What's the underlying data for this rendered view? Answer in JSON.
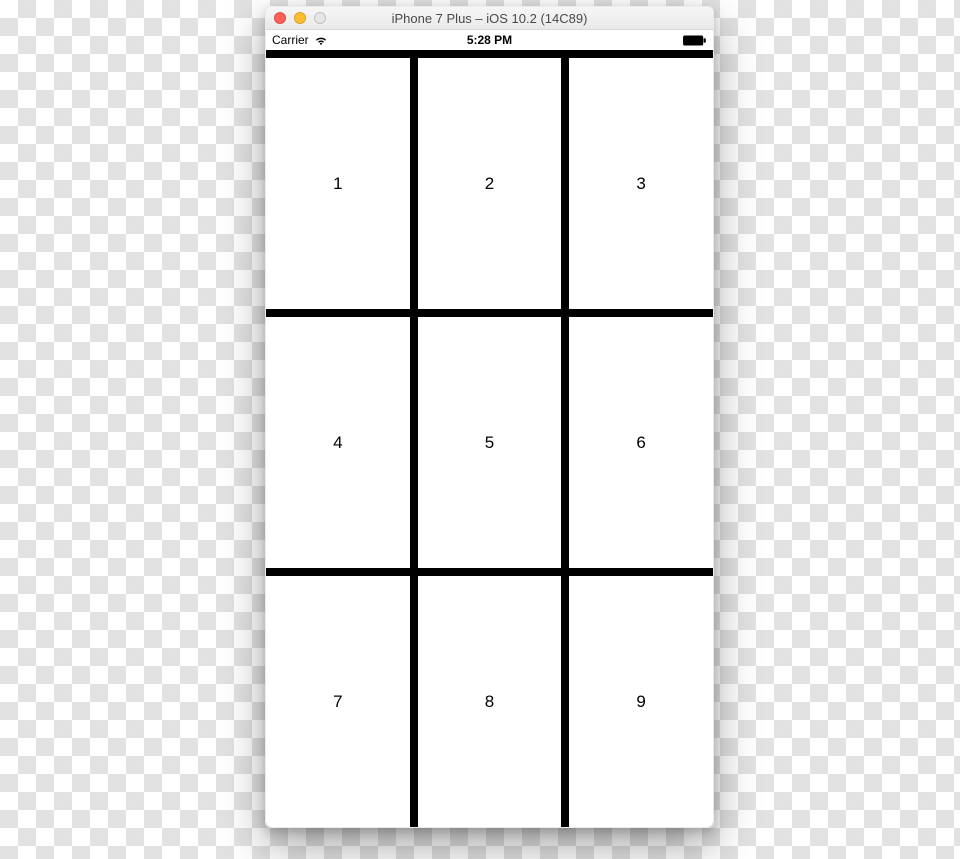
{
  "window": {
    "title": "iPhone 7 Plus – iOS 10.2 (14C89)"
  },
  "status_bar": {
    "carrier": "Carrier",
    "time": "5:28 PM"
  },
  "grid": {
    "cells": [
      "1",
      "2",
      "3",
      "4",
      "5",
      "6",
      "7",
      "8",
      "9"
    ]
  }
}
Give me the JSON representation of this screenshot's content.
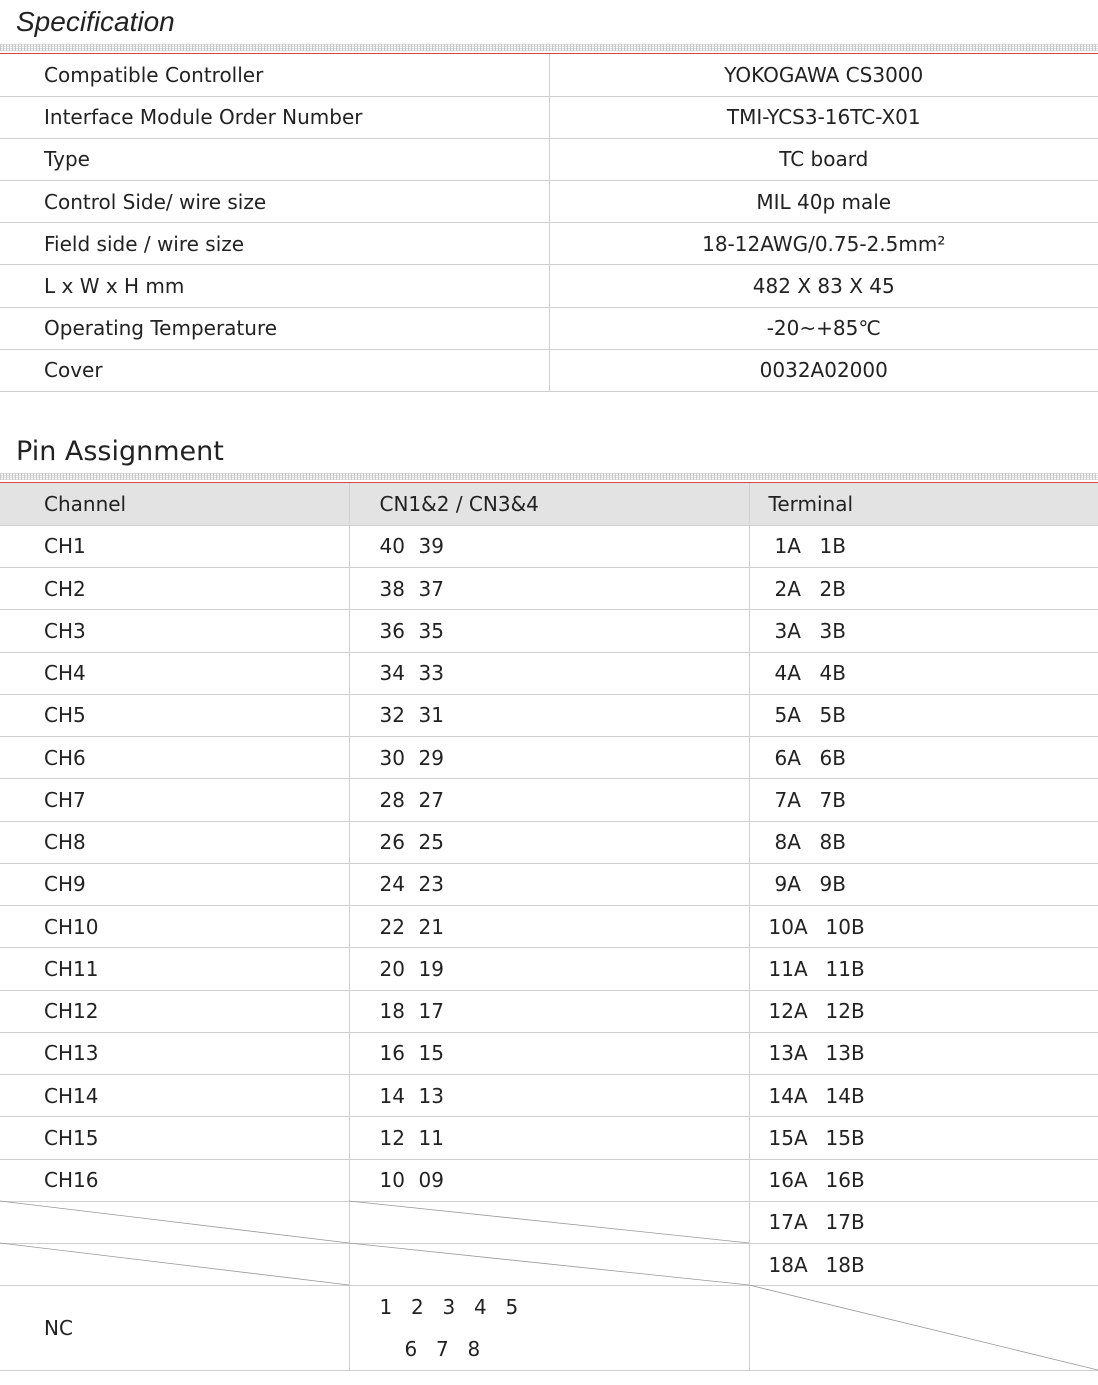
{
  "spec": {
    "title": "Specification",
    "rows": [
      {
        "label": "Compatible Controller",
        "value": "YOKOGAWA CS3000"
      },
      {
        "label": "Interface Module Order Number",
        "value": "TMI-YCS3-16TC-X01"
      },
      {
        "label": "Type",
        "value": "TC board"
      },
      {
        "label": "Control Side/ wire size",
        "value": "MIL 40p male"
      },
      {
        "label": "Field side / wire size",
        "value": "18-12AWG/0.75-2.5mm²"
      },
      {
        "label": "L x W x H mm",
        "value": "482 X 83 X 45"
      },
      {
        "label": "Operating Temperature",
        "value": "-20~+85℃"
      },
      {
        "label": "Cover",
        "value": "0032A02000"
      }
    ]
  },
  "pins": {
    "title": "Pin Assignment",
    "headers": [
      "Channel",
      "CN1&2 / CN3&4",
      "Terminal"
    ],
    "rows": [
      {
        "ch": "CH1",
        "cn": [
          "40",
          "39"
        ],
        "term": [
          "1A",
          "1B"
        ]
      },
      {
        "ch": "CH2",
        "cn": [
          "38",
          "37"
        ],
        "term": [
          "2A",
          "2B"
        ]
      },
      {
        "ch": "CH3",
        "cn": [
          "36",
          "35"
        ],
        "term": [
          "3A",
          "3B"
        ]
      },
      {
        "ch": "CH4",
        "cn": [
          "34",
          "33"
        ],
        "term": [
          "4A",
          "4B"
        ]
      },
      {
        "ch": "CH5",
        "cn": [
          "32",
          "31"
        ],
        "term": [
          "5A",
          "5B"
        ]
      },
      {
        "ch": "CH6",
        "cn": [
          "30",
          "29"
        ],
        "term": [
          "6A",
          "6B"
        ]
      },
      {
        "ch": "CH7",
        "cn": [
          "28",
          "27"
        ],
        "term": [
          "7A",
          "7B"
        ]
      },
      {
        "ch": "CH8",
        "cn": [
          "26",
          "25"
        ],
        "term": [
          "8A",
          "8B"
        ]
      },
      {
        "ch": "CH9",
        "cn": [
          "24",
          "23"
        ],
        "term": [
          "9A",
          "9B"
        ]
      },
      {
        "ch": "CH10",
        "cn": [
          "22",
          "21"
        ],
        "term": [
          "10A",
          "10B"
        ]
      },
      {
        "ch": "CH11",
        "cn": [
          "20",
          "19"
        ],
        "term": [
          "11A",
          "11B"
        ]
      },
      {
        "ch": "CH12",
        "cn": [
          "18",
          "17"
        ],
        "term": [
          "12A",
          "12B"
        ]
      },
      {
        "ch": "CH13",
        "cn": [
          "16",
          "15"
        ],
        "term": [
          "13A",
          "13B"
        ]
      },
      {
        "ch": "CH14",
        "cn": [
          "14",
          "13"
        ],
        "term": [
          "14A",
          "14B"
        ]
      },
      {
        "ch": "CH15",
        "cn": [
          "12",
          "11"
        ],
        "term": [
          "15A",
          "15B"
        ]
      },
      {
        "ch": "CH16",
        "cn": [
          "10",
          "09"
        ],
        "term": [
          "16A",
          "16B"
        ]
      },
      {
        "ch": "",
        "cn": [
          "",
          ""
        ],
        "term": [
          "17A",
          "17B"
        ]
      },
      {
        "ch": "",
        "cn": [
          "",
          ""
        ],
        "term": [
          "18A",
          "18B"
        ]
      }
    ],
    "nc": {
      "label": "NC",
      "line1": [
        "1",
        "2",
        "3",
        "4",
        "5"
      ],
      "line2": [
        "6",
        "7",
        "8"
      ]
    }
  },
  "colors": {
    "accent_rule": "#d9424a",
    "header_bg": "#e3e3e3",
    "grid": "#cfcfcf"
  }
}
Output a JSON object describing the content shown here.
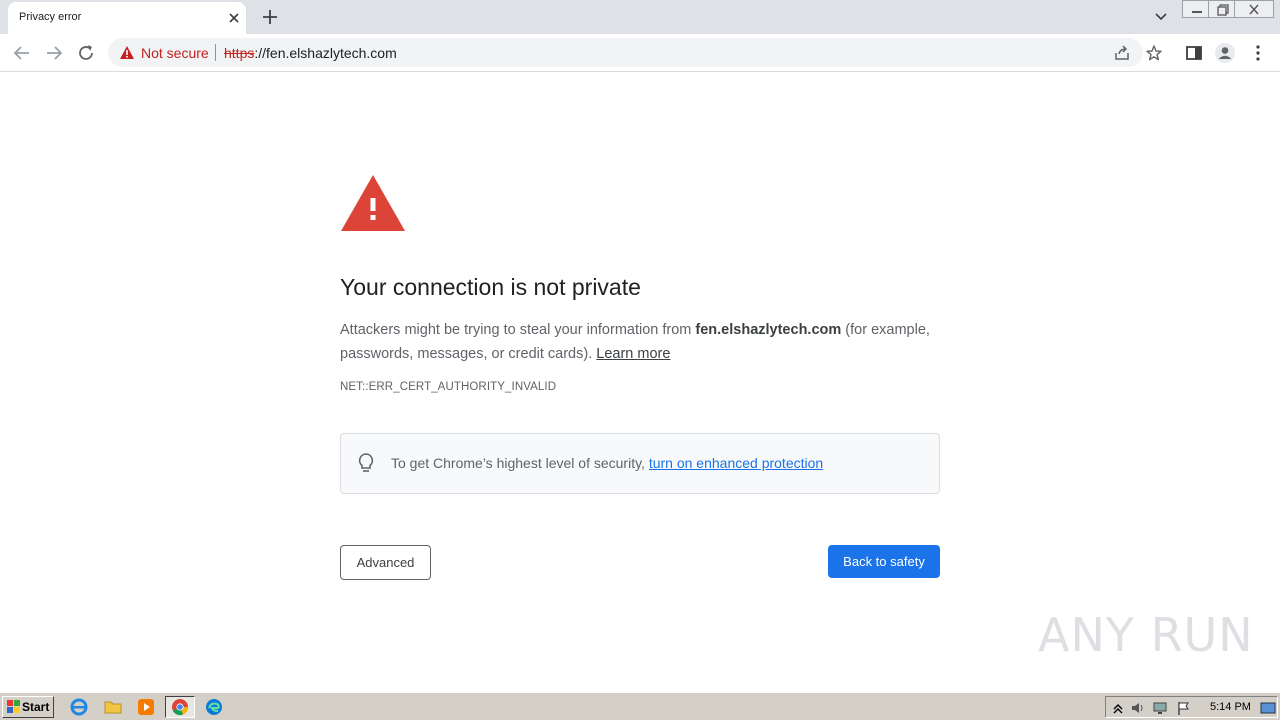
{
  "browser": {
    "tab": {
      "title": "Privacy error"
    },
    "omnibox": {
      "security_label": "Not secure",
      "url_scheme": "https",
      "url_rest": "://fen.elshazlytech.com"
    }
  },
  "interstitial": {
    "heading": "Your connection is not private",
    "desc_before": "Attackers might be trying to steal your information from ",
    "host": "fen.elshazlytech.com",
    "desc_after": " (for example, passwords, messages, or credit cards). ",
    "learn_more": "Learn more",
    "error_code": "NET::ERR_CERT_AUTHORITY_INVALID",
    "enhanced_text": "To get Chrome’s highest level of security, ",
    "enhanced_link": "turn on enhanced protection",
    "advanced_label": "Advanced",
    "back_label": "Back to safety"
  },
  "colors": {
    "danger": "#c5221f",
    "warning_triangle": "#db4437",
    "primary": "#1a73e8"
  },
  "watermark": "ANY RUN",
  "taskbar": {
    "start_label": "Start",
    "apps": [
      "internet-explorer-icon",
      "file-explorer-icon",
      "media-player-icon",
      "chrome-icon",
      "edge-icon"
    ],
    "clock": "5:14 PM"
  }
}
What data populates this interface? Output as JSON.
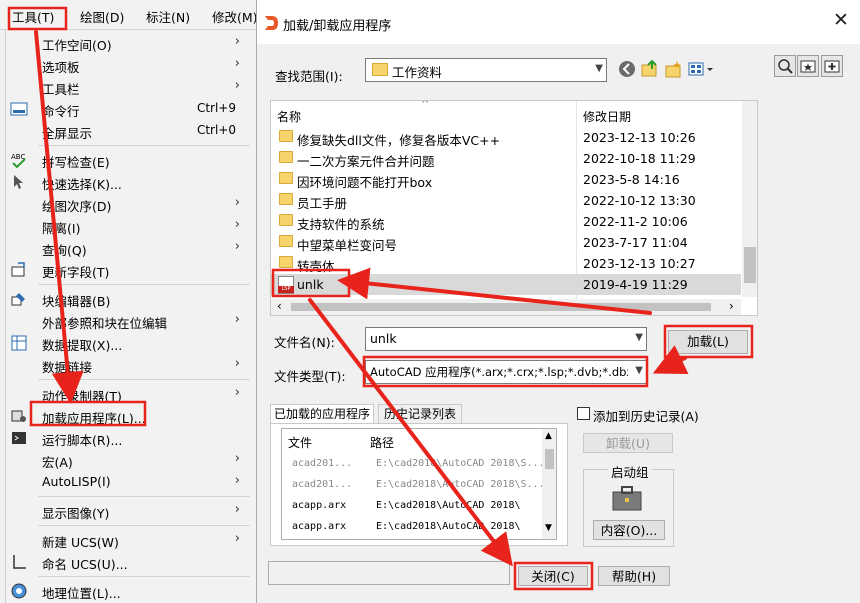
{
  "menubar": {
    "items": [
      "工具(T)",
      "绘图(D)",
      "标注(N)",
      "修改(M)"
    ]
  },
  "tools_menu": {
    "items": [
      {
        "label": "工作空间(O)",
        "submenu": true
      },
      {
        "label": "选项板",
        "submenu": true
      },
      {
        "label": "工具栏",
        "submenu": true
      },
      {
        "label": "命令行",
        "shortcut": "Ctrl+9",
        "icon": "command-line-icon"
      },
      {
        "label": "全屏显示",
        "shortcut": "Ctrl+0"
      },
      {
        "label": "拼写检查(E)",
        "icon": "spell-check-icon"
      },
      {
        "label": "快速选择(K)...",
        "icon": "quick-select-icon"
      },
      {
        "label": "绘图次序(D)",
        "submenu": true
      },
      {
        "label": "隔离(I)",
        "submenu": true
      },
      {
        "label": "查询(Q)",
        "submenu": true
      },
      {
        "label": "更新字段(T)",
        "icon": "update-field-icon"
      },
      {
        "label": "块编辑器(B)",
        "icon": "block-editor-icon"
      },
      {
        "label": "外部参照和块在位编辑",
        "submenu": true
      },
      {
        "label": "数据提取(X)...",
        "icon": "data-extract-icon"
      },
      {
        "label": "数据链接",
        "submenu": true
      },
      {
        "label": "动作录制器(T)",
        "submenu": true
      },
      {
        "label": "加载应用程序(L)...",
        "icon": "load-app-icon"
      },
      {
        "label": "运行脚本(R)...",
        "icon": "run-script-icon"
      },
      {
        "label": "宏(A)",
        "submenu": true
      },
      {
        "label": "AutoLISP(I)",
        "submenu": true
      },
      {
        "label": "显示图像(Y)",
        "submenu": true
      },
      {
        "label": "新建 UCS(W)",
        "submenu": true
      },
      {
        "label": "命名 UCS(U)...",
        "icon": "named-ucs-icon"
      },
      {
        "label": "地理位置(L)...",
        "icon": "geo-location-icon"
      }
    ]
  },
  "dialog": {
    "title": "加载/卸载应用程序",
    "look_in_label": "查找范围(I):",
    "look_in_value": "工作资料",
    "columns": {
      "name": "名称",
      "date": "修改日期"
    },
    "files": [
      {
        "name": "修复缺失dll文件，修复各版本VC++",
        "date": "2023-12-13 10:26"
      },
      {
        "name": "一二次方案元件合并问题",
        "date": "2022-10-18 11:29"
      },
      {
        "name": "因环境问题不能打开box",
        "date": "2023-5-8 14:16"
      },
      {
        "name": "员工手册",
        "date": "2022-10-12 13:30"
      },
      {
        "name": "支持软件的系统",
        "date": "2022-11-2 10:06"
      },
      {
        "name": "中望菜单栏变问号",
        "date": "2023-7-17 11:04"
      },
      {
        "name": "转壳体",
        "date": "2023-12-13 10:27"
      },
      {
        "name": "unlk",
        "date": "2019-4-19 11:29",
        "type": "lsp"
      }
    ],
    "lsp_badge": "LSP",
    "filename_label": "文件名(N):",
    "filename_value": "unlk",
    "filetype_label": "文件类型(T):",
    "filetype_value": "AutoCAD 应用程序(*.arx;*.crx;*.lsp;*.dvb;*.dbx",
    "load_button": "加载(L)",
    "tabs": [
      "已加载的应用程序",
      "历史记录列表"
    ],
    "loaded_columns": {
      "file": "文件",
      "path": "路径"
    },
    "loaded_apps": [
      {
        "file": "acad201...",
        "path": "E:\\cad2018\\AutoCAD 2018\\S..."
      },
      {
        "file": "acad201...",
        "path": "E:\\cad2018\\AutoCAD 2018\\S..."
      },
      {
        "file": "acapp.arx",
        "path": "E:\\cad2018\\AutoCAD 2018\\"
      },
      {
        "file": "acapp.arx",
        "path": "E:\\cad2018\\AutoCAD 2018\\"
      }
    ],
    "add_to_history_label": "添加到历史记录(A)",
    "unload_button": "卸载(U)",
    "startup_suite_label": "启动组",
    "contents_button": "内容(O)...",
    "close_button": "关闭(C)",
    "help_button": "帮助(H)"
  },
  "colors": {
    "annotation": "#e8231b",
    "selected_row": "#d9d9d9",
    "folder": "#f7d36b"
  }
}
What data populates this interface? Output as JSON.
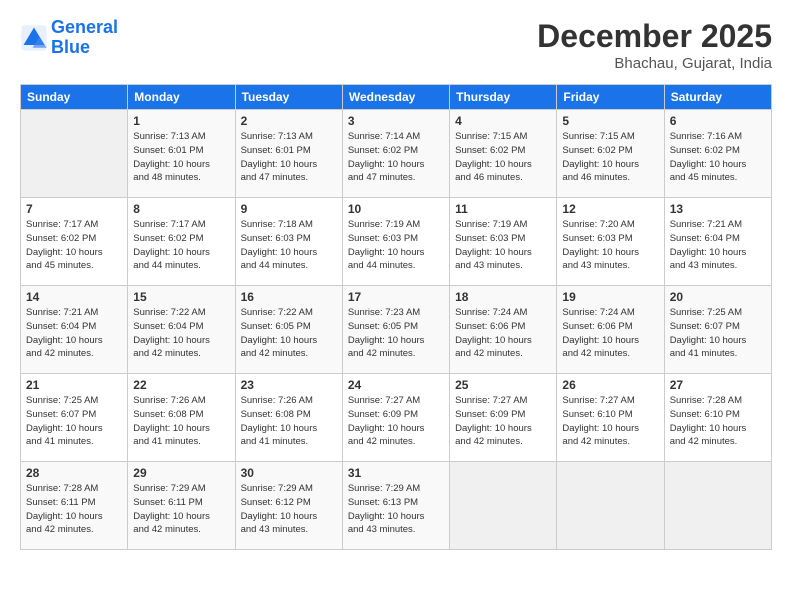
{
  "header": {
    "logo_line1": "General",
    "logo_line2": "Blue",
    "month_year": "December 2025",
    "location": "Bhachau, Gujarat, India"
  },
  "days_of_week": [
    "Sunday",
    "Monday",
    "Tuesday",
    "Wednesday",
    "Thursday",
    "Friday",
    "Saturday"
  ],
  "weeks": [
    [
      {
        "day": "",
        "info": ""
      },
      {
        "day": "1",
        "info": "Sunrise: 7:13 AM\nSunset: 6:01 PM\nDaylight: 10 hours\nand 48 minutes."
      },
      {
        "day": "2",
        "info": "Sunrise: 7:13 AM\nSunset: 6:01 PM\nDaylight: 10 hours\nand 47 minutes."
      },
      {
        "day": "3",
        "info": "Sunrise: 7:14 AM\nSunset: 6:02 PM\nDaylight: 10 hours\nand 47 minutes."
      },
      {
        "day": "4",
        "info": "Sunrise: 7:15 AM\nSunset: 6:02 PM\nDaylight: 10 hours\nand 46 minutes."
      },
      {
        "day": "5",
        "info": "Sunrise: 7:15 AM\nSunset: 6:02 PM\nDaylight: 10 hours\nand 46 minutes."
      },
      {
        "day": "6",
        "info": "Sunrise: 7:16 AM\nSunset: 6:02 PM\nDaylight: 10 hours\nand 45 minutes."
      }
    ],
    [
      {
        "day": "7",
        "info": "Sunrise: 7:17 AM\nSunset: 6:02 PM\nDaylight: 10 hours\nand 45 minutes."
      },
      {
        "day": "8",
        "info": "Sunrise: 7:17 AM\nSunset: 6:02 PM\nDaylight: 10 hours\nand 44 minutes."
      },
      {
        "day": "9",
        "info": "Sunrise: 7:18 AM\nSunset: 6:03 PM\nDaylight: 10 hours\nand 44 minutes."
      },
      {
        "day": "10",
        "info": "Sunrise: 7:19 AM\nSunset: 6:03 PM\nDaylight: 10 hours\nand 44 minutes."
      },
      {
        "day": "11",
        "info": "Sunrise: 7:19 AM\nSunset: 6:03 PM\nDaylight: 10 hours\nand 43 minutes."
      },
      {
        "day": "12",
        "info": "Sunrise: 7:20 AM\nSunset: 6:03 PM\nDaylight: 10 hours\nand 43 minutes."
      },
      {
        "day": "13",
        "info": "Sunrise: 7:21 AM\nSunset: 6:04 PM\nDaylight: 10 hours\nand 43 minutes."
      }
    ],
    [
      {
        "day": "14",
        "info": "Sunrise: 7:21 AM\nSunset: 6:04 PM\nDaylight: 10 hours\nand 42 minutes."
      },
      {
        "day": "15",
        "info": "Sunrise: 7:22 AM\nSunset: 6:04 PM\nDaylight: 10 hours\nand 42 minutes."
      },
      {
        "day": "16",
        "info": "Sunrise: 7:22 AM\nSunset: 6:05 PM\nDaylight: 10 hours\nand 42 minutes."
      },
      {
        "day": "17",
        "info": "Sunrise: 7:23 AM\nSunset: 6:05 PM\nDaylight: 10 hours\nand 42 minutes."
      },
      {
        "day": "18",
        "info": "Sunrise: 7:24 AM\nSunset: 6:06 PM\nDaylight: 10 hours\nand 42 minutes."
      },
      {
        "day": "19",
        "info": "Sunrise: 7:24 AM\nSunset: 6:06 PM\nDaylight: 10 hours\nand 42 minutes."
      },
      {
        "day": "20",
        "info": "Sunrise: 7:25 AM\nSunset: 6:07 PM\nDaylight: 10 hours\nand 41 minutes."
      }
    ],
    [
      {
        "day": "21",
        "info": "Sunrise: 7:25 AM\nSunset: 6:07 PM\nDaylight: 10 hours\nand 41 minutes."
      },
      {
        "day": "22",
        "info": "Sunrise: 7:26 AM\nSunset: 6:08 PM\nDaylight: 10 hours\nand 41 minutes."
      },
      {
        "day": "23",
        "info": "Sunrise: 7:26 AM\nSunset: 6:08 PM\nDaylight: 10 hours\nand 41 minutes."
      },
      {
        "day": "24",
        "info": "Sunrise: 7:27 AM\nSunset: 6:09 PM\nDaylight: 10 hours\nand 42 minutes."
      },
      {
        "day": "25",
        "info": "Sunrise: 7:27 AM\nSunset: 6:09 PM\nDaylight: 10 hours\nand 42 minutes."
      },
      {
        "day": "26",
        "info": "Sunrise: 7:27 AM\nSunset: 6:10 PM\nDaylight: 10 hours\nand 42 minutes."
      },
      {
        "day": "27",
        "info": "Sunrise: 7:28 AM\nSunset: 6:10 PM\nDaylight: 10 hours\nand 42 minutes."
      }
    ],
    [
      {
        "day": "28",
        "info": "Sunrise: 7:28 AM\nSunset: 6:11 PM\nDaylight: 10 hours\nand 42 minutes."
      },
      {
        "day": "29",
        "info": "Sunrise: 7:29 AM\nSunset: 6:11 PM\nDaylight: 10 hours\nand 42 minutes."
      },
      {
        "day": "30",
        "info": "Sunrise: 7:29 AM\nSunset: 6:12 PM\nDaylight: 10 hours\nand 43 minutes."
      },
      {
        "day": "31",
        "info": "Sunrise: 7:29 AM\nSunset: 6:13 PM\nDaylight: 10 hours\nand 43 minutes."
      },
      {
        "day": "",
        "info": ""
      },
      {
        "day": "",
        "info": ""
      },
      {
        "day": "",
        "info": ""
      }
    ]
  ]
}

WORK TO COMPLETE:
Go through the listing above and report how many of its lines contain the word "size", with only the number as output.

SOLUTION TO THIS TASK:
2